Task prompt: State the number of lines in these records that include the word "Premium", and add nothing to it.

══ Records supplied

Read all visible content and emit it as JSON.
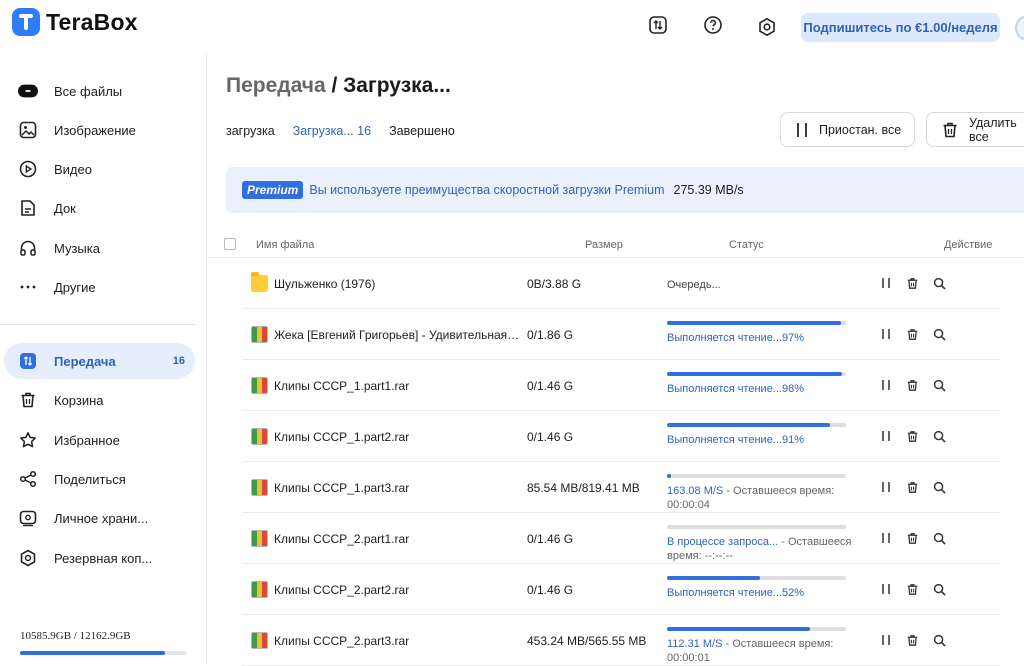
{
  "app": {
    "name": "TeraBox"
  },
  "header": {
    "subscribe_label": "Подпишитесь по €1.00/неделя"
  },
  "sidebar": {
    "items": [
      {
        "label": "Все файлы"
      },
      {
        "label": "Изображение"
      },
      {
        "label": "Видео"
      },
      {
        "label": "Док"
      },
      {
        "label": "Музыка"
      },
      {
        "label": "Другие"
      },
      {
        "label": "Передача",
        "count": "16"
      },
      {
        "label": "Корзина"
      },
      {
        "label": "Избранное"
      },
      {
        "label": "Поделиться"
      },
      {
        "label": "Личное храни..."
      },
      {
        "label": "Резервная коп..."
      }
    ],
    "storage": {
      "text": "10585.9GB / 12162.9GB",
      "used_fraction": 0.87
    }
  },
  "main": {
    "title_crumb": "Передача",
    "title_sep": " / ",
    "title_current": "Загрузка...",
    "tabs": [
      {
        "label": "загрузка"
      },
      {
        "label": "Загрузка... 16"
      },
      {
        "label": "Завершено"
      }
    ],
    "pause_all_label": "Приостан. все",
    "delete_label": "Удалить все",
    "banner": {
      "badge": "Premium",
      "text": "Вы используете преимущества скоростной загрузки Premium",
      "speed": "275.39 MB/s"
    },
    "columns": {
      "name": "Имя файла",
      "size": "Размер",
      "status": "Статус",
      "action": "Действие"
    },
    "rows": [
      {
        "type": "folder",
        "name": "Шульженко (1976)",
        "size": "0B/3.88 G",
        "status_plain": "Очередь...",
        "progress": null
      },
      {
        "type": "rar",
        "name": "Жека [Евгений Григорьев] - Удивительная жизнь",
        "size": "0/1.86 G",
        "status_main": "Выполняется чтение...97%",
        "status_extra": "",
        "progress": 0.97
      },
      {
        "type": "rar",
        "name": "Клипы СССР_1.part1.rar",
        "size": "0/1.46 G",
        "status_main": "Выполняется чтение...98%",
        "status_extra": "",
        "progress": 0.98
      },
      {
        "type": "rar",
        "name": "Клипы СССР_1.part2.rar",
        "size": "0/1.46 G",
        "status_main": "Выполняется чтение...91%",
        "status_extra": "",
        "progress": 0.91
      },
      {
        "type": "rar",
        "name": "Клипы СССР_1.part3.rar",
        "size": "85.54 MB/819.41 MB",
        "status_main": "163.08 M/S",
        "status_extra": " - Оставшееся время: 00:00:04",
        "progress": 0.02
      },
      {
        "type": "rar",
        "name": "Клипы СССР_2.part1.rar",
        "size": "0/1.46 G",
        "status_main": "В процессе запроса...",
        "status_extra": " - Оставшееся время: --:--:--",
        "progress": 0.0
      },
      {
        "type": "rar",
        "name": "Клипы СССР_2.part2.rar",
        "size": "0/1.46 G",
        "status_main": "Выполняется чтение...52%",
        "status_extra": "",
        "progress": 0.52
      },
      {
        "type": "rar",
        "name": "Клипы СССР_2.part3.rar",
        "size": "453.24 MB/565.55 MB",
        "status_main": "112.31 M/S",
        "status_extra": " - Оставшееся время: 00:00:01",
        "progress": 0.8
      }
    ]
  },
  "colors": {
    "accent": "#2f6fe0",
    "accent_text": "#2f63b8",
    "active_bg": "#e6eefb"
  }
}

════

Answer to the problem: 2